▶ **Aim**
Only a number is wanted here: the number of lines of the data that include "ylabel".

▶ **Information provided**
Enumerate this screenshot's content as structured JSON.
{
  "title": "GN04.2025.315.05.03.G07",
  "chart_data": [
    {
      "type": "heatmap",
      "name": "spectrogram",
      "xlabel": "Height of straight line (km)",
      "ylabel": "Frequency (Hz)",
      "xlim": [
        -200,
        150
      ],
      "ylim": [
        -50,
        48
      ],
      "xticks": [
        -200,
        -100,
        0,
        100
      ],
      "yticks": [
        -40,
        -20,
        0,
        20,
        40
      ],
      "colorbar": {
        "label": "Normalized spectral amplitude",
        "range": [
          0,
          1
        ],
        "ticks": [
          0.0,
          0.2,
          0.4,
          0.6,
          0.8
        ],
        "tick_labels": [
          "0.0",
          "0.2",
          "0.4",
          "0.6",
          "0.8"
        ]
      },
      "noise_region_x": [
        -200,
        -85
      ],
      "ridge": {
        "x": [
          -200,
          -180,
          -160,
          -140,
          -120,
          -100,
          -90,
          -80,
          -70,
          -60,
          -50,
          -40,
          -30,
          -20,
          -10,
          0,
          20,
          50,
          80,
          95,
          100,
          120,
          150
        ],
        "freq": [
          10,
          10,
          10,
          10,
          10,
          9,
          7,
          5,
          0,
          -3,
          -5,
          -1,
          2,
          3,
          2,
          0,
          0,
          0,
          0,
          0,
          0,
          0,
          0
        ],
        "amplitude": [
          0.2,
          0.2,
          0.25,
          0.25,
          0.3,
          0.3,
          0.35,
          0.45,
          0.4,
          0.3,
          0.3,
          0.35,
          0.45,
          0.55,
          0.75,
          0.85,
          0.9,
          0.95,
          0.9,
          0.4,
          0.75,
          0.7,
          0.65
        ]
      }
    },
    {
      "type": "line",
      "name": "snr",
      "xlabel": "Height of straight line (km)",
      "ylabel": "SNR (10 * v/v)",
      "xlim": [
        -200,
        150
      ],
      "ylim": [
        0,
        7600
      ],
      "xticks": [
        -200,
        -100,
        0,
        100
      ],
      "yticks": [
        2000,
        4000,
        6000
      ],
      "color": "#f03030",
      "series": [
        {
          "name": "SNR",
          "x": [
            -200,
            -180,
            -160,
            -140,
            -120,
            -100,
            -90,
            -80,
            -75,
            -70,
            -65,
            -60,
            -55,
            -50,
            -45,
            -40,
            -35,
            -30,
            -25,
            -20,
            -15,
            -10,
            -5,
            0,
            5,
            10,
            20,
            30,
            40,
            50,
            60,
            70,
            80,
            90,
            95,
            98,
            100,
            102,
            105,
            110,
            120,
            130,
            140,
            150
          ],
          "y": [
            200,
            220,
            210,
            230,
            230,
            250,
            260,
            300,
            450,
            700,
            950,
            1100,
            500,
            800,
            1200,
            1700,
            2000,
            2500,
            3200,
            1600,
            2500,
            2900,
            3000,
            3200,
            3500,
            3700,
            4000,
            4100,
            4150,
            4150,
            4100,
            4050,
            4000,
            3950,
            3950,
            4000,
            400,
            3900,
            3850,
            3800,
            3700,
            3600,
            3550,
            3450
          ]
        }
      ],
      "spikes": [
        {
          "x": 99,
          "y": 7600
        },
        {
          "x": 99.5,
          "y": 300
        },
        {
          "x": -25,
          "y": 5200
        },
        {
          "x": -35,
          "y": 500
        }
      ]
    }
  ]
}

▶ **Full answer**
2